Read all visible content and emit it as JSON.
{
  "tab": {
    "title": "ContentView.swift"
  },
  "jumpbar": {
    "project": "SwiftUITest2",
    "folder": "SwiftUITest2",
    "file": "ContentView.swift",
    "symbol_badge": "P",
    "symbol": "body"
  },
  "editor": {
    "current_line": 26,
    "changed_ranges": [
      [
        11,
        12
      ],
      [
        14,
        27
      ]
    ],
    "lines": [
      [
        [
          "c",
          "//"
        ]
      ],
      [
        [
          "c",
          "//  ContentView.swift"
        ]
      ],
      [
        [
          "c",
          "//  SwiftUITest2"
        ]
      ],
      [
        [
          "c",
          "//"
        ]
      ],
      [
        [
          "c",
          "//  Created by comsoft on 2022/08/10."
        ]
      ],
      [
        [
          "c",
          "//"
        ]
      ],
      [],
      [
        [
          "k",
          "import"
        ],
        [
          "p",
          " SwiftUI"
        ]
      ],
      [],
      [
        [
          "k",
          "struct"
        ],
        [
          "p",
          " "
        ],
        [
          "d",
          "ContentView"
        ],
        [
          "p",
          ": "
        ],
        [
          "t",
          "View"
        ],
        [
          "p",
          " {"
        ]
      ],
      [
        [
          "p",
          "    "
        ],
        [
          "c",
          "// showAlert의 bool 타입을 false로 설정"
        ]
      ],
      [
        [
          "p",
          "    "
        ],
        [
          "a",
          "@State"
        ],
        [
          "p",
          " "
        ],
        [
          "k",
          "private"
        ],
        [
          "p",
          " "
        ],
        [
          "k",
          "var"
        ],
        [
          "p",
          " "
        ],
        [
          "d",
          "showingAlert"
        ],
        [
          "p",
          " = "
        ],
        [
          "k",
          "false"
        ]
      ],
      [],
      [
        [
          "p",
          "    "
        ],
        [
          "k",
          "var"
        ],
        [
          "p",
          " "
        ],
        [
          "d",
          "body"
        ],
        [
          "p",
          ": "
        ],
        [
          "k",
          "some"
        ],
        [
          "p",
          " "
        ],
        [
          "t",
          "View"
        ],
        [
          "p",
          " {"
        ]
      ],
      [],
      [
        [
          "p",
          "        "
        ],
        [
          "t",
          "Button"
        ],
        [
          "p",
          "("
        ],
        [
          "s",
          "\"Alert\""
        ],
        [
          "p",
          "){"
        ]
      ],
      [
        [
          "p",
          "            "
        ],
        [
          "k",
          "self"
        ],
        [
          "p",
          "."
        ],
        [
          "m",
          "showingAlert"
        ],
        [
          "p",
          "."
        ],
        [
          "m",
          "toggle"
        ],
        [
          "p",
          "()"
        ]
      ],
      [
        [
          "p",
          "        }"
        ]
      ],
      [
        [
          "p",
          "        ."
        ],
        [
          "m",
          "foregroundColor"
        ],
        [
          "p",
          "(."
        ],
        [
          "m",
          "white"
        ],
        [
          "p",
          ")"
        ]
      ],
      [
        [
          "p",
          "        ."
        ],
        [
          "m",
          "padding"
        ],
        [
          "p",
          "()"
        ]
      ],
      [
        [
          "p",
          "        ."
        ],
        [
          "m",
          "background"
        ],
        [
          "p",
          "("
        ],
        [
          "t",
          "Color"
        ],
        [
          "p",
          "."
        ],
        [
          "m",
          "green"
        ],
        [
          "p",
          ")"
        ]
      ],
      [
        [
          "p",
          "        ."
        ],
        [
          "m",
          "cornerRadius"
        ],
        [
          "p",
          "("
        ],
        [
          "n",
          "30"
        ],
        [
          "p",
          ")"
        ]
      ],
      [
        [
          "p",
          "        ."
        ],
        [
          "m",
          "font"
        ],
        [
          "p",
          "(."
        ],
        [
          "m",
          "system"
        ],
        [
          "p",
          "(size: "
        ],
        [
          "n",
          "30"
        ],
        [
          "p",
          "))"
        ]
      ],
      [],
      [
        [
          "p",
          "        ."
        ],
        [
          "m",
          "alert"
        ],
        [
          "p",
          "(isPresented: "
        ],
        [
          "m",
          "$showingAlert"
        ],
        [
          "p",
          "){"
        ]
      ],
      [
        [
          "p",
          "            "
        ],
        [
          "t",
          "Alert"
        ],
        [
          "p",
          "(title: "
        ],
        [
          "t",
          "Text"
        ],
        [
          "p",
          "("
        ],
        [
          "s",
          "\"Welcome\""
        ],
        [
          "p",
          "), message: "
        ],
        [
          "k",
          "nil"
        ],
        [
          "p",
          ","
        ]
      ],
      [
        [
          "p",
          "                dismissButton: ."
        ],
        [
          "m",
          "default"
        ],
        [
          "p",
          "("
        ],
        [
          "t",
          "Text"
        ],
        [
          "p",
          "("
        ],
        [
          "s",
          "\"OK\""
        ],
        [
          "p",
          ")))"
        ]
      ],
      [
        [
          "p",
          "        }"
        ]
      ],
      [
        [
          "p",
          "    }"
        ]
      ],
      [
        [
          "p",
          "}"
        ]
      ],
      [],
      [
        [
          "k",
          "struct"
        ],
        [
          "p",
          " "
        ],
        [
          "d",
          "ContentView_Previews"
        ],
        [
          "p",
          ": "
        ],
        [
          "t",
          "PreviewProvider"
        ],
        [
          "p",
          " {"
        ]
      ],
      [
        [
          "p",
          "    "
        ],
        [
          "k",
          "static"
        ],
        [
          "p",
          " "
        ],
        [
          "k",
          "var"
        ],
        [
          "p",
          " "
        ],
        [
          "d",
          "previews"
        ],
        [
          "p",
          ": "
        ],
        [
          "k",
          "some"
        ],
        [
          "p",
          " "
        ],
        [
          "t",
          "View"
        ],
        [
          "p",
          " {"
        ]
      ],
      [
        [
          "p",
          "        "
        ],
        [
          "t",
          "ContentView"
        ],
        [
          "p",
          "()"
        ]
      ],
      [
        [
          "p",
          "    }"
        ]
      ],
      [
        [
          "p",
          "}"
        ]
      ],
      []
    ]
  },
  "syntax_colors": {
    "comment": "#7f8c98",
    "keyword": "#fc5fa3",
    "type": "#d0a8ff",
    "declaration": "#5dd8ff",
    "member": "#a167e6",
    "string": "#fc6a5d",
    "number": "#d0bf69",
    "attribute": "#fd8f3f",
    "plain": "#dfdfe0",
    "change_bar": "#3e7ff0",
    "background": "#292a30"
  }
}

[Given request]
Copy out the full set of records precisely, leaving nothing out.

[Exercise response]
Read all visible content and emit it as JSON.
{
  "tab": {
    "title": "ContentView.swift"
  },
  "jumpbar": {
    "project": "SwiftUITest2",
    "folder": "SwiftUITest2",
    "file": "ContentView.swift",
    "symbol_badge": "P",
    "symbol": "body"
  },
  "editor": {
    "current_line": 26,
    "changed_ranges": [
      [
        11,
        12
      ],
      [
        14,
        27
      ]
    ],
    "lines": [
      [
        [
          "c",
          "//"
        ]
      ],
      [
        [
          "c",
          "//  ContentView.swift"
        ]
      ],
      [
        [
          "c",
          "//  SwiftUITest2"
        ]
      ],
      [
        [
          "c",
          "//"
        ]
      ],
      [
        [
          "c",
          "//  Created by comsoft on 2022/08/10."
        ]
      ],
      [
        [
          "c",
          "//"
        ]
      ],
      [],
      [
        [
          "k",
          "import"
        ],
        [
          "p",
          " SwiftUI"
        ]
      ],
      [],
      [
        [
          "k",
          "struct"
        ],
        [
          "p",
          " "
        ],
        [
          "d",
          "ContentView"
        ],
        [
          "p",
          ": "
        ],
        [
          "t",
          "View"
        ],
        [
          "p",
          " {"
        ]
      ],
      [
        [
          "p",
          "    "
        ],
        [
          "c",
          "// showAlert의 bool 타입을 false로 설정"
        ]
      ],
      [
        [
          "p",
          "    "
        ],
        [
          "a",
          "@State"
        ],
        [
          "p",
          " "
        ],
        [
          "k",
          "private"
        ],
        [
          "p",
          " "
        ],
        [
          "k",
          "var"
        ],
        [
          "p",
          " "
        ],
        [
          "d",
          "showingAlert"
        ],
        [
          "p",
          " = "
        ],
        [
          "k",
          "false"
        ]
      ],
      [],
      [
        [
          "p",
          "    "
        ],
        [
          "k",
          "var"
        ],
        [
          "p",
          " "
        ],
        [
          "d",
          "body"
        ],
        [
          "p",
          ": "
        ],
        [
          "k",
          "some"
        ],
        [
          "p",
          " "
        ],
        [
          "t",
          "View"
        ],
        [
          "p",
          " {"
        ]
      ],
      [],
      [
        [
          "p",
          "        "
        ],
        [
          "t",
          "Button"
        ],
        [
          "p",
          "("
        ],
        [
          "s",
          "\"Alert\""
        ],
        [
          "p",
          "){"
        ]
      ],
      [
        [
          "p",
          "            "
        ],
        [
          "k",
          "self"
        ],
        [
          "p",
          "."
        ],
        [
          "m",
          "showingAlert"
        ],
        [
          "p",
          "."
        ],
        [
          "m",
          "toggle"
        ],
        [
          "p",
          "()"
        ]
      ],
      [
        [
          "p",
          "        }"
        ]
      ],
      [
        [
          "p",
          "        ."
        ],
        [
          "m",
          "foregroundColor"
        ],
        [
          "p",
          "(."
        ],
        [
          "m",
          "white"
        ],
        [
          "p",
          ")"
        ]
      ],
      [
        [
          "p",
          "        ."
        ],
        [
          "m",
          "padding"
        ],
        [
          "p",
          "()"
        ]
      ],
      [
        [
          "p",
          "        ."
        ],
        [
          "m",
          "background"
        ],
        [
          "p",
          "("
        ],
        [
          "t",
          "Color"
        ],
        [
          "p",
          "."
        ],
        [
          "m",
          "green"
        ],
        [
          "p",
          ")"
        ]
      ],
      [
        [
          "p",
          "        ."
        ],
        [
          "m",
          "cornerRadius"
        ],
        [
          "p",
          "("
        ],
        [
          "n",
          "30"
        ],
        [
          "p",
          ")"
        ]
      ],
      [
        [
          "p",
          "        ."
        ],
        [
          "m",
          "font"
        ],
        [
          "p",
          "(."
        ],
        [
          "m",
          "system"
        ],
        [
          "p",
          "(size: "
        ],
        [
          "n",
          "30"
        ],
        [
          "p",
          "))"
        ]
      ],
      [],
      [
        [
          "p",
          "        ."
        ],
        [
          "m",
          "alert"
        ],
        [
          "p",
          "(isPresented: "
        ],
        [
          "m",
          "$showingAlert"
        ],
        [
          "p",
          "){"
        ]
      ],
      [
        [
          "p",
          "            "
        ],
        [
          "t",
          "Alert"
        ],
        [
          "p",
          "(title: "
        ],
        [
          "t",
          "Text"
        ],
        [
          "p",
          "("
        ],
        [
          "s",
          "\"Welcome\""
        ],
        [
          "p",
          "), message: "
        ],
        [
          "k",
          "nil"
        ],
        [
          "p",
          ","
        ]
      ],
      [
        [
          "p",
          "                dismissButton: ."
        ],
        [
          "m",
          "default"
        ],
        [
          "p",
          "("
        ],
        [
          "t",
          "Text"
        ],
        [
          "p",
          "("
        ],
        [
          "s",
          "\"OK\""
        ],
        [
          "p",
          ")))"
        ]
      ],
      [
        [
          "p",
          "        }"
        ]
      ],
      [
        [
          "p",
          "    }"
        ]
      ],
      [
        [
          "p",
          "}"
        ]
      ],
      [],
      [
        [
          "k",
          "struct"
        ],
        [
          "p",
          " "
        ],
        [
          "d",
          "ContentView_Previews"
        ],
        [
          "p",
          ": "
        ],
        [
          "t",
          "PreviewProvider"
        ],
        [
          "p",
          " {"
        ]
      ],
      [
        [
          "p",
          "    "
        ],
        [
          "k",
          "static"
        ],
        [
          "p",
          " "
        ],
        [
          "k",
          "var"
        ],
        [
          "p",
          " "
        ],
        [
          "d",
          "previews"
        ],
        [
          "p",
          ": "
        ],
        [
          "k",
          "some"
        ],
        [
          "p",
          " "
        ],
        [
          "t",
          "View"
        ],
        [
          "p",
          " {"
        ]
      ],
      [
        [
          "p",
          "        "
        ],
        [
          "t",
          "ContentView"
        ],
        [
          "p",
          "()"
        ]
      ],
      [
        [
          "p",
          "    }"
        ]
      ],
      [
        [
          "p",
          "}"
        ]
      ],
      []
    ]
  },
  "syntax_colors": {
    "comment": "#7f8c98",
    "keyword": "#fc5fa3",
    "type": "#d0a8ff",
    "declaration": "#5dd8ff",
    "member": "#a167e6",
    "string": "#fc6a5d",
    "number": "#d0bf69",
    "attribute": "#fd8f3f",
    "plain": "#dfdfe0",
    "change_bar": "#3e7ff0",
    "background": "#292a30"
  }
}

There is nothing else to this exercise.